(Dataset items)
────────

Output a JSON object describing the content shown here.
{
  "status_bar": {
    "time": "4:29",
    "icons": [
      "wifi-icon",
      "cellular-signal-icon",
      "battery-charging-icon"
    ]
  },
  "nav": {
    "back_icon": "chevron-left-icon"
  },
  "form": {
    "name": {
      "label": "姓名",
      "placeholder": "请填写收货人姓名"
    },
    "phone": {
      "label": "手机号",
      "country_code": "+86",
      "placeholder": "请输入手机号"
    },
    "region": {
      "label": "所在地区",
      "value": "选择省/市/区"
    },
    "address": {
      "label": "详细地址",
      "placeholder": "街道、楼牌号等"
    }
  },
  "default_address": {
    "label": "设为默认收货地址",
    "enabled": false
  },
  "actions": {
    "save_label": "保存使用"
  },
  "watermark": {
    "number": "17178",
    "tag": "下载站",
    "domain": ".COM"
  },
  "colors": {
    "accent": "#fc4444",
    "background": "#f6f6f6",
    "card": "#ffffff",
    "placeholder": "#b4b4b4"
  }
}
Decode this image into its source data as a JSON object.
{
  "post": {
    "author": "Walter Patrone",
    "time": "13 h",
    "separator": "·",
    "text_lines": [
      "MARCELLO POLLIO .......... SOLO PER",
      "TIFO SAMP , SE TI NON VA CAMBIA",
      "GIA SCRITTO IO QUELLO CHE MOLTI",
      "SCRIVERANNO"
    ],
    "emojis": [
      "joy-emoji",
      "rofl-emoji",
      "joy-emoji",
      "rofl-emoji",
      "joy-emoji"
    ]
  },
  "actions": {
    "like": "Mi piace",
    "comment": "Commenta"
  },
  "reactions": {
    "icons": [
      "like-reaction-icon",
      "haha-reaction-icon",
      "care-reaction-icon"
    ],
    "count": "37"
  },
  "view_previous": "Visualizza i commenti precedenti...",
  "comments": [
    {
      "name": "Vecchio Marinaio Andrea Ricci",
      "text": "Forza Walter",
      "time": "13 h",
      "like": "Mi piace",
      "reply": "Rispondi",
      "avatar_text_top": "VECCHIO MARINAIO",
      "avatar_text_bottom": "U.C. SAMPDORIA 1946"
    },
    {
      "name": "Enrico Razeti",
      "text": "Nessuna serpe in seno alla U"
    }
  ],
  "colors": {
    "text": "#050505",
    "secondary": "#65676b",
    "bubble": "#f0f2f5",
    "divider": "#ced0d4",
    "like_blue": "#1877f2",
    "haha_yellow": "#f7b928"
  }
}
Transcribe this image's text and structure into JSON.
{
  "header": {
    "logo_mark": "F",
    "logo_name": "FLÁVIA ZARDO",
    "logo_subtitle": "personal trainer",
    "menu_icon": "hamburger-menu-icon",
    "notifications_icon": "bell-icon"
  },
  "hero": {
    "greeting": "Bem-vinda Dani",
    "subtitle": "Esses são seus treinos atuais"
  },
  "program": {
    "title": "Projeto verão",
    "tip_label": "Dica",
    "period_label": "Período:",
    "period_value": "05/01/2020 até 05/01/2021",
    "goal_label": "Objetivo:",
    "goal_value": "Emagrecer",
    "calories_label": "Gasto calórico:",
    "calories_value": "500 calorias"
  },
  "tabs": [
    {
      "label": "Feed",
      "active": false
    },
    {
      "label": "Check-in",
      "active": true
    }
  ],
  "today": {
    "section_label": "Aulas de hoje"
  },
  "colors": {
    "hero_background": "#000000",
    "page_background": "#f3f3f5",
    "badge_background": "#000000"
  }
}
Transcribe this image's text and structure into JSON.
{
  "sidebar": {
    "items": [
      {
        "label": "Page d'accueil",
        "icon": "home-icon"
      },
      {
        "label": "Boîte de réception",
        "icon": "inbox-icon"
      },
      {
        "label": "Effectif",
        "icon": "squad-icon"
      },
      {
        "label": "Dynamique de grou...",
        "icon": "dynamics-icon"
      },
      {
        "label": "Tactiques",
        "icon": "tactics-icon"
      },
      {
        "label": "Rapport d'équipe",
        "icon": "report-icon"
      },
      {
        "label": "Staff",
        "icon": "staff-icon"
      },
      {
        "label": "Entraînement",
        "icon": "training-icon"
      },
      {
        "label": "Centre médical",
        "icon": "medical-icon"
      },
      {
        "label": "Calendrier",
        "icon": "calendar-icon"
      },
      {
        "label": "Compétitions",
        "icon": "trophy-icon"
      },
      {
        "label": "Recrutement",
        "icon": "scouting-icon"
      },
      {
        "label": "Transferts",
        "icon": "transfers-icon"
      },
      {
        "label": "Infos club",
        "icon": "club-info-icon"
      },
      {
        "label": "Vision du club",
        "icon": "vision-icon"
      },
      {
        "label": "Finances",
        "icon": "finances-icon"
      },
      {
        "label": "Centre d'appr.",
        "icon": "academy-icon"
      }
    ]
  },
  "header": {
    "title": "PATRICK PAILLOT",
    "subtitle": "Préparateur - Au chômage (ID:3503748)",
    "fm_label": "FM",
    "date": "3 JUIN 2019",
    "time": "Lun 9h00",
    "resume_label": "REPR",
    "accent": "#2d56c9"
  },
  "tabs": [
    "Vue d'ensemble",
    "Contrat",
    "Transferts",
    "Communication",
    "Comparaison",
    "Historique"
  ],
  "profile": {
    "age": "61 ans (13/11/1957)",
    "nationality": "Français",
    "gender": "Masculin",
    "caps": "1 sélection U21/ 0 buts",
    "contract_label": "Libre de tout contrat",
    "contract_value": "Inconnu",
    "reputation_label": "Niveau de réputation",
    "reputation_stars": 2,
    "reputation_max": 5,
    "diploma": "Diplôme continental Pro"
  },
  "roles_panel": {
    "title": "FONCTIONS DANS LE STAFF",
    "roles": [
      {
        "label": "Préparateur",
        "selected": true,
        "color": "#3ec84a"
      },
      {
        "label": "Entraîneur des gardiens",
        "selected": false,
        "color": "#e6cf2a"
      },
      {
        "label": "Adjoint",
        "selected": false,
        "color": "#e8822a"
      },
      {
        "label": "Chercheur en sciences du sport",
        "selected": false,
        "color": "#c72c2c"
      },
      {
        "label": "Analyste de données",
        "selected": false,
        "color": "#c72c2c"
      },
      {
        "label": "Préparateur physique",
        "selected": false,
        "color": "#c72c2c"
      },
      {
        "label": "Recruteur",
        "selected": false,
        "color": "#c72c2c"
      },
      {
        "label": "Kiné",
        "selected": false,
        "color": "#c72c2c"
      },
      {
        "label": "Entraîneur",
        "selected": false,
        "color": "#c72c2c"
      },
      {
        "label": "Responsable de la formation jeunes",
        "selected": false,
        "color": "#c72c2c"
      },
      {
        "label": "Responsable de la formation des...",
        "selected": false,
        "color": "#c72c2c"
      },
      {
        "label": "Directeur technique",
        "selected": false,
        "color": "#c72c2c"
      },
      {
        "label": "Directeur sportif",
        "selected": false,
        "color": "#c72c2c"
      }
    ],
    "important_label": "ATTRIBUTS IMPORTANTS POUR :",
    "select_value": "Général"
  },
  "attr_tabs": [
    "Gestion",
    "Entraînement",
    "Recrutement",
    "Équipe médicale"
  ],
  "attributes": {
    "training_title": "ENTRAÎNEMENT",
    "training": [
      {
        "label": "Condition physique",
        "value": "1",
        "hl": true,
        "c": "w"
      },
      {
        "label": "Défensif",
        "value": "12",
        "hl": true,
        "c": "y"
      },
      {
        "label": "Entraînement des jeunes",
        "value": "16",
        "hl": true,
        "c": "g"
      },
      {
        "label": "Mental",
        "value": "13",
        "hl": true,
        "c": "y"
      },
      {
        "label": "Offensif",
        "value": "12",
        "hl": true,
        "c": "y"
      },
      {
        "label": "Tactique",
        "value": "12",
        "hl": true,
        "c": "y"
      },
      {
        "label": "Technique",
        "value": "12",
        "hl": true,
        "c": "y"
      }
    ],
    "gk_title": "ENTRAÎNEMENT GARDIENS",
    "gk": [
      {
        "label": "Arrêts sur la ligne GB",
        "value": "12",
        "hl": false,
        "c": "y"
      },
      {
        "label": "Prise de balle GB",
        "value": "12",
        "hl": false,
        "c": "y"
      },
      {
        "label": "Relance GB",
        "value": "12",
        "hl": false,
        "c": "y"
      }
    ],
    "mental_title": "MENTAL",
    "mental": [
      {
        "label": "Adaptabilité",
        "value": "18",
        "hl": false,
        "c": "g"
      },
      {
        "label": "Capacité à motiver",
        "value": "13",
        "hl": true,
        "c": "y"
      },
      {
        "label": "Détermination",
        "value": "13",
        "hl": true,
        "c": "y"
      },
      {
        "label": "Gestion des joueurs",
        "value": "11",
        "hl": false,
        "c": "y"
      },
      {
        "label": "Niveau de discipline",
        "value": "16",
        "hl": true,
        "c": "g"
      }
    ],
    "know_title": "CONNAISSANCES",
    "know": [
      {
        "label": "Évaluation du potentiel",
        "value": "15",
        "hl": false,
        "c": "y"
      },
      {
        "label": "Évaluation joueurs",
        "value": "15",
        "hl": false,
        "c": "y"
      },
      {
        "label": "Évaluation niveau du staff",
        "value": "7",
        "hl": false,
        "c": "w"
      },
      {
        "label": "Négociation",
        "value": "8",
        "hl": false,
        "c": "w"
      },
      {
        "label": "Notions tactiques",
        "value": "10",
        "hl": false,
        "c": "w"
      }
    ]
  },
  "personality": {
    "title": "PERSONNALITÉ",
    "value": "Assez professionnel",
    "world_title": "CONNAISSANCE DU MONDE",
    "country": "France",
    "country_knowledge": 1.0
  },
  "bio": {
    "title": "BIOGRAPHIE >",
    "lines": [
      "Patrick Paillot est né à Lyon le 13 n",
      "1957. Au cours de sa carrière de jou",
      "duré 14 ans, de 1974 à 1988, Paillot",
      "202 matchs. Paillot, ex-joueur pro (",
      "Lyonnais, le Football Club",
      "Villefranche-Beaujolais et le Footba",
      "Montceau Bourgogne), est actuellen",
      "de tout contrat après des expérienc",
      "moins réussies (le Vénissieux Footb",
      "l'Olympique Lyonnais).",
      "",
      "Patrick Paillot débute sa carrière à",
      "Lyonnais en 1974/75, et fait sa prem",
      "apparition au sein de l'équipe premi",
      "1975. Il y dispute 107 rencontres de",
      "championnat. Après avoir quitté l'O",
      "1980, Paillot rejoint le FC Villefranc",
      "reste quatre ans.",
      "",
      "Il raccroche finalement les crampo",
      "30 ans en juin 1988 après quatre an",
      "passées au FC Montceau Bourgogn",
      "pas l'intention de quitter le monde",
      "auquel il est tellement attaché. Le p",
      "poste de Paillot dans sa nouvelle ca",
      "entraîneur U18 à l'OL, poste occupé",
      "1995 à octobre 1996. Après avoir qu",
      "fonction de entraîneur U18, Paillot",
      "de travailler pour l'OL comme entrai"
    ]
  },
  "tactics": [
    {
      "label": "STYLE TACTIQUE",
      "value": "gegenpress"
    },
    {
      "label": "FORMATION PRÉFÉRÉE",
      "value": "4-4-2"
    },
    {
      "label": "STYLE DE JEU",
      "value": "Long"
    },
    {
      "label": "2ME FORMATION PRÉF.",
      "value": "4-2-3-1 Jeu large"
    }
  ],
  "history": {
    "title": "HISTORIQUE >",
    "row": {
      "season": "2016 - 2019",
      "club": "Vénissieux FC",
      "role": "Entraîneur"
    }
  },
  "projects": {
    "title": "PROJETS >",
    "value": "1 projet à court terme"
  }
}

────────

**Instruction:** All lines holding the word "time" should be picked out and copied.

**Task output:**
    "time": "4:29",
    "time": "13 h",
      "time": "13 h",
    "time": "Lun 9h00",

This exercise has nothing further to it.